Output every entry exactly, from the first line to the last.

· · · ·

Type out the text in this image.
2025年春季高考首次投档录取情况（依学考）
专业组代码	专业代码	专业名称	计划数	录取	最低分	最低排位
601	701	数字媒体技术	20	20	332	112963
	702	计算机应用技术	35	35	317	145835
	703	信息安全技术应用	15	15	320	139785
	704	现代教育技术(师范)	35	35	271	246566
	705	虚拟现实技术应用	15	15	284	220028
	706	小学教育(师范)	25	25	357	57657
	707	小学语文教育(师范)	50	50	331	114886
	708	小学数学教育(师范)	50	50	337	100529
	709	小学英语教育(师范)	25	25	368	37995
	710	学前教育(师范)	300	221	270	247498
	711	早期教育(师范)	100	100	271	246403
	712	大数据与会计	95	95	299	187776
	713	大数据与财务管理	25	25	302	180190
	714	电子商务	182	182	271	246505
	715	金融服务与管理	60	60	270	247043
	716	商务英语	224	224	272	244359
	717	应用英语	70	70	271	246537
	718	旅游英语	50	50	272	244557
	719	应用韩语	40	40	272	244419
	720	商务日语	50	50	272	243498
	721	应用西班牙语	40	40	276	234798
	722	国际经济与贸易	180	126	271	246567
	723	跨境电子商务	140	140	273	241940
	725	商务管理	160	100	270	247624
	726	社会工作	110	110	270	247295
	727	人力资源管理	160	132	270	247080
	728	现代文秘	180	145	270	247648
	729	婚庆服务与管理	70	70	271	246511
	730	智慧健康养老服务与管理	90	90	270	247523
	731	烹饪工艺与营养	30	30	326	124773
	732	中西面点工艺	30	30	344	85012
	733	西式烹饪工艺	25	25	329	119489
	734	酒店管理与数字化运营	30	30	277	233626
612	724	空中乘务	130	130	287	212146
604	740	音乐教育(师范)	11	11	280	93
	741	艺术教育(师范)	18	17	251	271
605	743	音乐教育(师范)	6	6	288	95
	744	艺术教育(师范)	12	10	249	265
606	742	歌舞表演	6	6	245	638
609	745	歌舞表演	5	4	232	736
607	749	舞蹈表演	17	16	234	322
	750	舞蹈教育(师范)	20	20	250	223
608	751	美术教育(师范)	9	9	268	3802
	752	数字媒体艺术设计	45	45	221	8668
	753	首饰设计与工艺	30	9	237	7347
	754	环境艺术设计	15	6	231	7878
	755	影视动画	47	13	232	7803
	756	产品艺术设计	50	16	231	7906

· · · ·

## WORKED ANSWER:
Type out the text in this image.
2025年春季高考首次投档录取情况（依学考）
专业组代码	专业代码	专业名称	计划数	录取	最低分	最低排位
601	701	数字媒体技术	20	20	332	112963
	702	计算机应用技术	35	35	317	145835
	703	信息安全技术应用	15	15	320	139785
	704	现代教育技术(师范)	35	35	271	246566
	705	虚拟现实技术应用	15	15	284	220028
	706	小学教育(师范)	25	25	357	57657
	707	小学语文教育(师范)	50	50	331	114886
	708	小学数学教育(师范)	50	50	337	100529
	709	小学英语教育(师范)	25	25	368	37995
	710	学前教育(师范)	300	221	270	247498
	711	早期教育(师范)	100	100	271	246403
	712	大数据与会计	95	95	299	187776
	713	大数据与财务管理	25	25	302	180190
	714	电子商务	182	182	271	246505
	715	金融服务与管理	60	60	270	247043
	716	商务英语	224	224	272	244359
	717	应用英语	70	70	271	246537
	718	旅游英语	50	50	272	244557
	719	应用韩语	40	40	272	244419
	720	商务日语	50	50	272	243498
	721	应用西班牙语	40	40	276	234798
	722	国际经济与贸易	180	126	271	246567
	723	跨境电子商务	140	140	273	241940
	725	商务管理	160	100	270	247624
	726	社会工作	110	110	270	247295
	727	人力资源管理	160	132	270	247080
	728	现代文秘	180	145	270	247648
	729	婚庆服务与管理	70	70	271	246511
	730	智慧健康养老服务与管理	90	90	270	247523
	731	烹饪工艺与营养	30	30	326	124773
	732	中西面点工艺	30	30	344	85012
	733	西式烹饪工艺	25	25	329	119489
	734	酒店管理与数字化运营	30	30	277	233626
612	724	空中乘务	130	130	287	212146
604	740	音乐教育(师范)	11	11	280	93
	741	艺术教育(师范)	18	17	251	271
605	743	音乐教育(师范)	6	6	288	95
	744	艺术教育(师范)	12	10	249	265
606	742	歌舞表演	6	6	245	638
609	745	歌舞表演	5	4	232	736
607	749	舞蹈表演	17	16	234	322
	750	舞蹈教育(师范)	20	20	250	223
608	751	美术教育(师范)	9	9	268	3802
	752	数字媒体艺术设计	45	45	221	8668
	753	首饰设计与工艺	30	9	237	7347
	754	环境艺术设计	15	6	231	7878
	755	影视动画	47	13	232	7803
	756	产品艺术设计	50	16	231	7906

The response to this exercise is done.